## EXERCISE
Write out every entry precisely as given, leaving the pictures out.

####

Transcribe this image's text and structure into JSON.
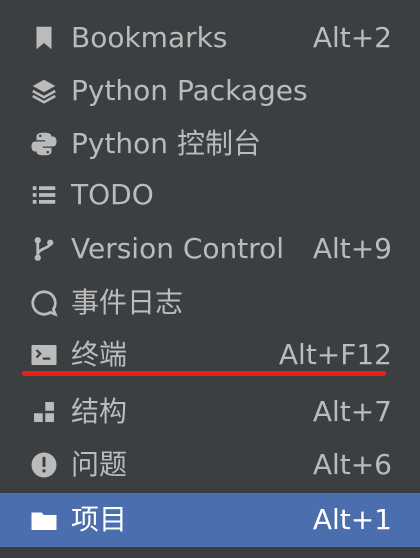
{
  "menu": {
    "items": [
      {
        "label": "Bookmarks",
        "shortcut": "Alt+2",
        "icon": "bookmark-icon"
      },
      {
        "label": "Python Packages",
        "shortcut": "",
        "icon": "layers-icon"
      },
      {
        "label": "Python 控制台",
        "shortcut": "",
        "icon": "python-icon"
      },
      {
        "label": "TODO",
        "shortcut": "",
        "icon": "list-icon"
      },
      {
        "label": "Version Control",
        "shortcut": "Alt+9",
        "icon": "branch-icon"
      },
      {
        "label": "事件日志",
        "shortcut": "",
        "icon": "speech-bubble-icon"
      },
      {
        "label": "终端",
        "shortcut": "Alt+F12",
        "icon": "terminal-icon"
      },
      {
        "label": "结构",
        "shortcut": "Alt+7",
        "icon": "structure-icon"
      },
      {
        "label": "问题",
        "shortcut": "Alt+6",
        "icon": "warning-icon"
      },
      {
        "label": "项目",
        "shortcut": "Alt+1",
        "icon": "folder-icon"
      }
    ],
    "selected_index": 9
  },
  "colors": {
    "background": "#3c3f41",
    "text": "#bbbbbb",
    "selected_background": "#4b6eaf",
    "annotation_underline": "#e8201c"
  }
}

####

## OUTPUT BELOW
Transcribe this image's text and structure into JSON.
{
  "menu": {
    "items": [
      {
        "label": "Bookmarks",
        "shortcut": "Alt+2",
        "icon": "bookmark-icon"
      },
      {
        "label": "Python Packages",
        "shortcut": "",
        "icon": "layers-icon"
      },
      {
        "label": "Python 控制台",
        "shortcut": "",
        "icon": "python-icon"
      },
      {
        "label": "TODO",
        "shortcut": "",
        "icon": "list-icon"
      },
      {
        "label": "Version Control",
        "shortcut": "Alt+9",
        "icon": "branch-icon"
      },
      {
        "label": "事件日志",
        "shortcut": "",
        "icon": "speech-bubble-icon"
      },
      {
        "label": "终端",
        "shortcut": "Alt+F12",
        "icon": "terminal-icon"
      },
      {
        "label": "结构",
        "shortcut": "Alt+7",
        "icon": "structure-icon"
      },
      {
        "label": "问题",
        "shortcut": "Alt+6",
        "icon": "warning-icon"
      },
      {
        "label": "项目",
        "shortcut": "Alt+1",
        "icon": "folder-icon"
      }
    ],
    "selected_index": 9
  },
  "colors": {
    "background": "#3c3f41",
    "text": "#bbbbbb",
    "selected_background": "#4b6eaf",
    "annotation_underline": "#e8201c"
  }
}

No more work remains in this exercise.